Work to complete
Repeat each line of the records below exactly.

Input records
Segment Open

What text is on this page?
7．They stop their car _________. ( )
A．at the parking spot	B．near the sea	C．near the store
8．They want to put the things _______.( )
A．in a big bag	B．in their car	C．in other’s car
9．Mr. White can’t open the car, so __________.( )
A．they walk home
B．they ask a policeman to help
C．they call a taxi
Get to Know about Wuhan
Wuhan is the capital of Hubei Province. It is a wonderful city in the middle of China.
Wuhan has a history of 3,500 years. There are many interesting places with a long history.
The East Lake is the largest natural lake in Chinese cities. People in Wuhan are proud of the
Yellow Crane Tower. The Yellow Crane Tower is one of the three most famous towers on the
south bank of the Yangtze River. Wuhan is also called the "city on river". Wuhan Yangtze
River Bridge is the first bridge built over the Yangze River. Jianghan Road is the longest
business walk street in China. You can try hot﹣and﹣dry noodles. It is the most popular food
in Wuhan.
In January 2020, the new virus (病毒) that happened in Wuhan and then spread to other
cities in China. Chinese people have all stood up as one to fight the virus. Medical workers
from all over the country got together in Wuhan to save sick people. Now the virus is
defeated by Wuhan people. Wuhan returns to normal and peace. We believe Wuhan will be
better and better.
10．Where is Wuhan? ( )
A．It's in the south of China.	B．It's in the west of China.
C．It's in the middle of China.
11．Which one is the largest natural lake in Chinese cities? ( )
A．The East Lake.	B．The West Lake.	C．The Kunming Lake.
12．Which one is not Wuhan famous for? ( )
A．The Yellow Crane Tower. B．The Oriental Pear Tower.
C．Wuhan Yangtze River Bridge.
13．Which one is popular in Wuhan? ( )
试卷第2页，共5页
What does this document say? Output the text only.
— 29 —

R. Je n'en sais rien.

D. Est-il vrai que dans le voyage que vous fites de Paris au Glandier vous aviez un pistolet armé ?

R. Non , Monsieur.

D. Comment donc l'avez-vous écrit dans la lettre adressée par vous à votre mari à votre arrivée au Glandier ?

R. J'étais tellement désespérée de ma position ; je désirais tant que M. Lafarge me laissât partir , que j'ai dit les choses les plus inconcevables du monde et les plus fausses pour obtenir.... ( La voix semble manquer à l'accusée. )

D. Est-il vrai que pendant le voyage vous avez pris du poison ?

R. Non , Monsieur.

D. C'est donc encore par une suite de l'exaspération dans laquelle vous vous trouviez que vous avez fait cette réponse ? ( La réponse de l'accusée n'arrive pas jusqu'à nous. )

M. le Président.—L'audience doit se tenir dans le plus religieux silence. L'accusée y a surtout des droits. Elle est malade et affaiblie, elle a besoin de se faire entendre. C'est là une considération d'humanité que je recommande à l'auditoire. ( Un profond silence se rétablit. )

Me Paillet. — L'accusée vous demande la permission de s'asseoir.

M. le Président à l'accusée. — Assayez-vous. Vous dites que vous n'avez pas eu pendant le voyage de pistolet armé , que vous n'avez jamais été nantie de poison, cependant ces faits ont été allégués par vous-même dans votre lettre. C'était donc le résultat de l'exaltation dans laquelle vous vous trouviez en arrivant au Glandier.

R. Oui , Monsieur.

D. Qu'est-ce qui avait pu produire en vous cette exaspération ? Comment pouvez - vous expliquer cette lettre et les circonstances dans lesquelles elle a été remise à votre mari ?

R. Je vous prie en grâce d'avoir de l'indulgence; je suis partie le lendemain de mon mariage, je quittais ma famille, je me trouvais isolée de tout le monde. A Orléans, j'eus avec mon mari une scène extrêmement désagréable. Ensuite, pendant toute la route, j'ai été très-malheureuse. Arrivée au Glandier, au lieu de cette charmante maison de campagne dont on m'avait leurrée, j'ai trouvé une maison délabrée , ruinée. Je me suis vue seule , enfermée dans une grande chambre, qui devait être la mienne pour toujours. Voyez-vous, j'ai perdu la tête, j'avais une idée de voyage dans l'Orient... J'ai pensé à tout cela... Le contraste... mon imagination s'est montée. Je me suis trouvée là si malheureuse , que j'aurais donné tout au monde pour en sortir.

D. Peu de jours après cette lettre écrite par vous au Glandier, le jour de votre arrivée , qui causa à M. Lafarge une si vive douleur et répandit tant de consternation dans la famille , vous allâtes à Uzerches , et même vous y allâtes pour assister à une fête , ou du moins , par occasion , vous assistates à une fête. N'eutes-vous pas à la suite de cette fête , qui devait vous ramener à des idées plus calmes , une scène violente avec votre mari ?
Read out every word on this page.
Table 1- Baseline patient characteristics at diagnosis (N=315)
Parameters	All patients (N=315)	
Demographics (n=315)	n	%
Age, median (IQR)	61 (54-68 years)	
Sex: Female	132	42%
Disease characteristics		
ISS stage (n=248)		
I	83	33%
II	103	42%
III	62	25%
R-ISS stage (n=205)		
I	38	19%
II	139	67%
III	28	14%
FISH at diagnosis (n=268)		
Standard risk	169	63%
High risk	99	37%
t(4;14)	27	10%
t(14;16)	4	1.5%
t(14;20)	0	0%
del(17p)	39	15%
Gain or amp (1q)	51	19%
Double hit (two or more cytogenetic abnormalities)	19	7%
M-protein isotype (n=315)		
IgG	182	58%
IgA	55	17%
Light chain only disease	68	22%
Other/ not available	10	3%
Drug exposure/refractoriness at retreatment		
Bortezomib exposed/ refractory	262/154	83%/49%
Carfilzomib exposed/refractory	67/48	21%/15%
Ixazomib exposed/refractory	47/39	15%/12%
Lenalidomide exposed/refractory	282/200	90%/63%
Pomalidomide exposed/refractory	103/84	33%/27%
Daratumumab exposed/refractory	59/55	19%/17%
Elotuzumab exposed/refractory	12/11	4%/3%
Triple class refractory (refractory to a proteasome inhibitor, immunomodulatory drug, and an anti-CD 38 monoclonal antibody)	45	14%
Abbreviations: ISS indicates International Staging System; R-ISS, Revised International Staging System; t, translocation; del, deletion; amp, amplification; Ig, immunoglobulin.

Segment Closed

Solution below
What text is on this page?
7．They stop their car _________. ( )
A．at the parking spot	B．near the sea	C．near the store
8．They want to put the things _______.( )
A．in a big bag	B．in their car	C．in other’s car
9．Mr. White can’t open the car, so __________.( )
A．they walk home
B．they ask a policeman to help
C．they call a taxi
Get to Know about Wuhan
Wuhan is the capital of Hubei Province. It is a wonderful city in the middle of China.
Wuhan has a history of 3,500 years. There are many interesting places with a long history.
The East Lake is the largest natural lake in Chinese cities. People in Wuhan are proud of the
Yellow Crane Tower. The Yellow Crane Tower is one of the three most famous towers on the
south bank of the Yangtze River. Wuhan is also called the "city on river". Wuhan Yangtze
River Bridge is the first bridge built over the Yangze River. Jianghan Road is the longest
business walk street in China. You can try hot﹣and﹣dry noodles. It is the most popular food
in Wuhan.
In January 2020, the new virus (病毒) that happened in Wuhan and then spread to other
cities in China. Chinese people have all stood up as one to fight the virus. Medical workers
from all over the country got together in Wuhan to save sick people. Now the virus is
defeated by Wuhan people. Wuhan returns to normal and peace. We believe Wuhan will be
better and better.
10．Where is Wuhan? ( )
A．It's in the south of China.	B．It's in the west of China.
C．It's in the middle of China.
11．Which one is the largest natural lake in Chinese cities? ( )
A．The East Lake.	B．The West Lake.	C．The Kunming Lake.
12．Which one is not Wuhan famous for? ( )
A．The Yellow Crane Tower. B．The Oriental Pear Tower.
C．Wuhan Yangtze River Bridge.
13．Which one is popular in Wuhan? ( )
试卷第2页，共5页
What does this document say? Output the text only.
— 29 —

R. Je n'en sais rien.

D. Est-il vrai que dans le voyage que vous fites de Paris au Glandier vous aviez un pistolet armé ?

R. Non , Monsieur.

D. Comment donc l'avez-vous écrit dans la lettre adressée par vous à votre mari à votre arrivée au Glandier ?

R. J'étais tellement désespérée de ma position ; je désirais tant que M. Lafarge me laissât partir , que j'ai dit les choses les plus inconcevables du monde et les plus fausses pour obtenir.... ( La voix semble manquer à l'accusée. )

D. Est-il vrai que pendant le voyage vous avez pris du poison ?

R. Non , Monsieur.

D. C'est donc encore par une suite de l'exaspération dans laquelle vous vous trouviez que vous avez fait cette réponse ? ( La réponse de l'accusée n'arrive pas jusqu'à nous. )

M. le Président.—L'audience doit se tenir dans le plus religieux silence. L'accusée y a surtout des droits. Elle est malade et affaiblie, elle a besoin de se faire entendre. C'est là une considération d'humanité que je recommande à l'auditoire. ( Un profond silence se rétablit. )

Me Paillet. — L'accusée vous demande la permission de s'asseoir.

M. le Président à l'accusée. — Assayez-vous. Vous dites que vous n'avez pas eu pendant le voyage de pistolet armé , que vous n'avez jamais été nantie de poison, cependant ces faits ont été allégués par vous-même dans votre lettre. C'était donc le résultat de l'exaltation dans laquelle vous vous trouviez en arrivant au Glandier.

R. Oui , Monsieur.

D. Qu'est-ce qui avait pu produire en vous cette exaspération ? Comment pouvez - vous expliquer cette lettre et les circonstances dans lesquelles elle a été remise à votre mari ?

R. Je vous prie en grâce d'avoir de l'indulgence; je suis partie le lendemain de mon mariage, je quittais ma famille, je me trouvais isolée de tout le monde. A Orléans, j'eus avec mon mari une scène extrêmement désagréable. Ensuite, pendant toute la route, j'ai été très-malheureuse. Arrivée au Glandier, au lieu de cette charmante maison de campagne dont on m'avait leurrée, j'ai trouvé une maison délabrée , ruinée. Je me suis vue seule , enfermée dans une grande chambre, qui devait être la mienne pour toujours. Voyez-vous, j'ai perdu la tête, j'avais une idée de voyage dans l'Orient... J'ai pensé à tout cela... Le contraste... mon imagination s'est montée. Je me suis trouvée là si malheureuse , que j'aurais donné tout au monde pour en sortir.

D. Peu de jours après cette lettre écrite par vous au Glandier, le jour de votre arrivée , qui causa à M. Lafarge une si vive douleur et répandit tant de consternation dans la famille , vous allâtes à Uzerches , et même vous y allâtes pour assister à une fête , ou du moins , par occasion , vous assistates à une fête. N'eutes-vous pas à la suite de cette fête , qui devait vous ramener à des idées plus calmes , une scène violente avec votre mari ?
Read out every word on this page.
Table 1- Baseline patient characteristics at diagnosis (N=315)
Parameters	All patients (N=315)	
Demographics (n=315)	n	%
Age, median (IQR)	61 (54-68 years)	
Sex: Female	132	42%
Disease characteristics		
ISS stage (n=248)		
I	83	33%
II	103	42%
III	62	25%
R-ISS stage (n=205)		
I	38	19%
II	139	67%
III	28	14%
FISH at diagnosis (n=268)		
Standard risk	169	63%
High risk	99	37%
t(4;14)	27	10%
t(14;16)	4	1.5%
t(14;20)	0	0%
del(17p)	39	15%
Gain or amp (1q)	51	19%
Double hit (two or more cytogenetic abnormalities)	19	7%
M-protein isotype (n=315)		
IgG	182	58%
IgA	55	17%
Light chain only disease	68	22%
Other/ not available	10	3%
Drug exposure/refractoriness at retreatment		
Bortezomib exposed/ refractory	262/154	83%/49%
Carfilzomib exposed/refractory	67/48	21%/15%
Ixazomib exposed/refractory	47/39	15%/12%
Lenalidomide exposed/refractory	282/200	90%/63%
Pomalidomide exposed/refractory	103/84	33%/27%
Daratumumab exposed/refractory	59/55	19%/17%
Elotuzumab exposed/refractory	12/11	4%/3%
Triple class refractory (refractory to a proteasome inhibitor, immunomodulatory drug, and an anti-CD 38 monoclonal antibody)	45	14%
Abbreviations: ISS indicates International Staging System; R-ISS, Revised International Staging System; t, translocation; del, deletion; amp, amplification; Ig, immunoglobulin.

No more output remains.